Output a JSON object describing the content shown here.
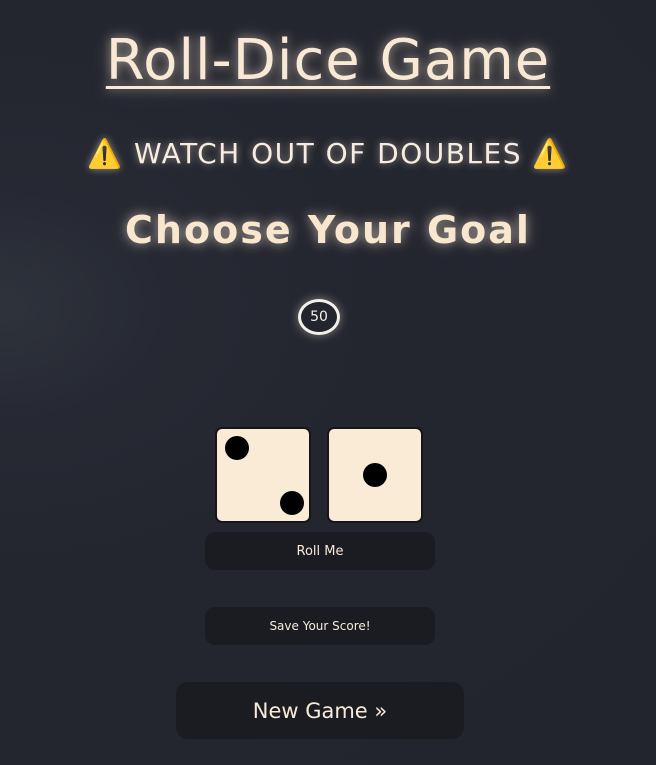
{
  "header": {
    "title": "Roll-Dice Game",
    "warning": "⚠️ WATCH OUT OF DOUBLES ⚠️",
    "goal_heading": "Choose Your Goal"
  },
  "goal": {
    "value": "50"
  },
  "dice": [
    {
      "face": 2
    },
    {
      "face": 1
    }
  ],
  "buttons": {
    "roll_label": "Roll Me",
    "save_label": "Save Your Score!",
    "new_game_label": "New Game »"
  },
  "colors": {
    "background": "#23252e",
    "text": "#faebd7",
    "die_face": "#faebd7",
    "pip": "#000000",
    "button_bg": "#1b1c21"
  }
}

------

Omit every picture, and otherwise quote the entries exactly.

* **EXERCISE OUTPUT**
Output a JSON object describing the content shown here.
{
  "header": {
    "title": "Roll-Dice Game",
    "warning": "⚠️ WATCH OUT OF DOUBLES ⚠️",
    "goal_heading": "Choose Your Goal"
  },
  "goal": {
    "value": "50"
  },
  "dice": [
    {
      "face": 2
    },
    {
      "face": 1
    }
  ],
  "buttons": {
    "roll_label": "Roll Me",
    "save_label": "Save Your Score!",
    "new_game_label": "New Game »"
  },
  "colors": {
    "background": "#23252e",
    "text": "#faebd7",
    "die_face": "#faebd7",
    "pip": "#000000",
    "button_bg": "#1b1c21"
  }
}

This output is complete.